Problem —
Find the lines containing the word "ADTIMING" and copy every one of them.

Dataset records —
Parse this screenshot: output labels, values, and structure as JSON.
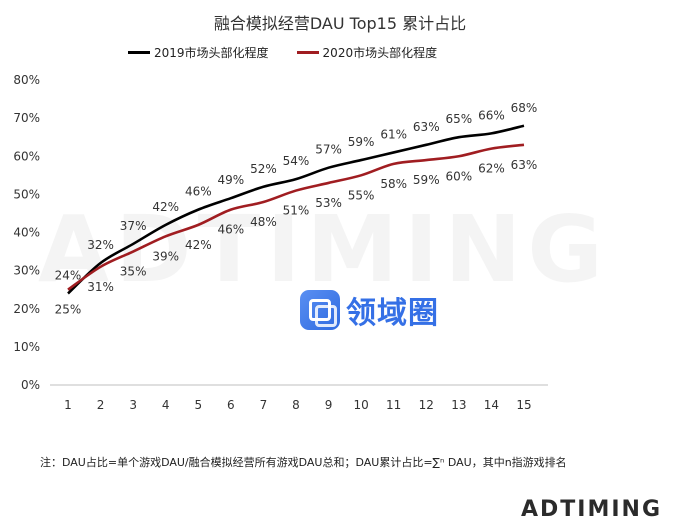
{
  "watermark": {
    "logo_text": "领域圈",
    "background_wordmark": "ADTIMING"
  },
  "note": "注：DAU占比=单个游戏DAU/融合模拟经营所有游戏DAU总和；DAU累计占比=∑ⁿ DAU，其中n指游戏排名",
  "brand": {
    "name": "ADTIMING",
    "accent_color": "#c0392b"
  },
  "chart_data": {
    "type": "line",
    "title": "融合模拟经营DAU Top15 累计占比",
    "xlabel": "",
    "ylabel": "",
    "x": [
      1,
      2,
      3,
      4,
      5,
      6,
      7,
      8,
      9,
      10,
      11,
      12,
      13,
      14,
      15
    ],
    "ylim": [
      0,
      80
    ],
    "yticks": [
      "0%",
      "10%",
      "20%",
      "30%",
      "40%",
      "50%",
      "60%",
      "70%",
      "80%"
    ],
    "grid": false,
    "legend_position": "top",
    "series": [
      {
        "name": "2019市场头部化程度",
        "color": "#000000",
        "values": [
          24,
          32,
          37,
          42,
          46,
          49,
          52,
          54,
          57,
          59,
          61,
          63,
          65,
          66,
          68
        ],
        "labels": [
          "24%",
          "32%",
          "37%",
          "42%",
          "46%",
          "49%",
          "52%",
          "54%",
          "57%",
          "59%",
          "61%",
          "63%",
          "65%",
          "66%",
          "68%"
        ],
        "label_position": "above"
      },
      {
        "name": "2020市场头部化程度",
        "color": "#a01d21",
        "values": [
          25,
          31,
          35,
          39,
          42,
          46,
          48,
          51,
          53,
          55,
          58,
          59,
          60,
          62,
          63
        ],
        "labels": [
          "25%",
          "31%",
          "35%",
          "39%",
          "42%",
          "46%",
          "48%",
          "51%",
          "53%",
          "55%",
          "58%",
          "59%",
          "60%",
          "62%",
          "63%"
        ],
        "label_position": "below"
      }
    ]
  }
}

The completed task —
    "background_wordmark": "ADTIMING"
    "name": "ADTIMING",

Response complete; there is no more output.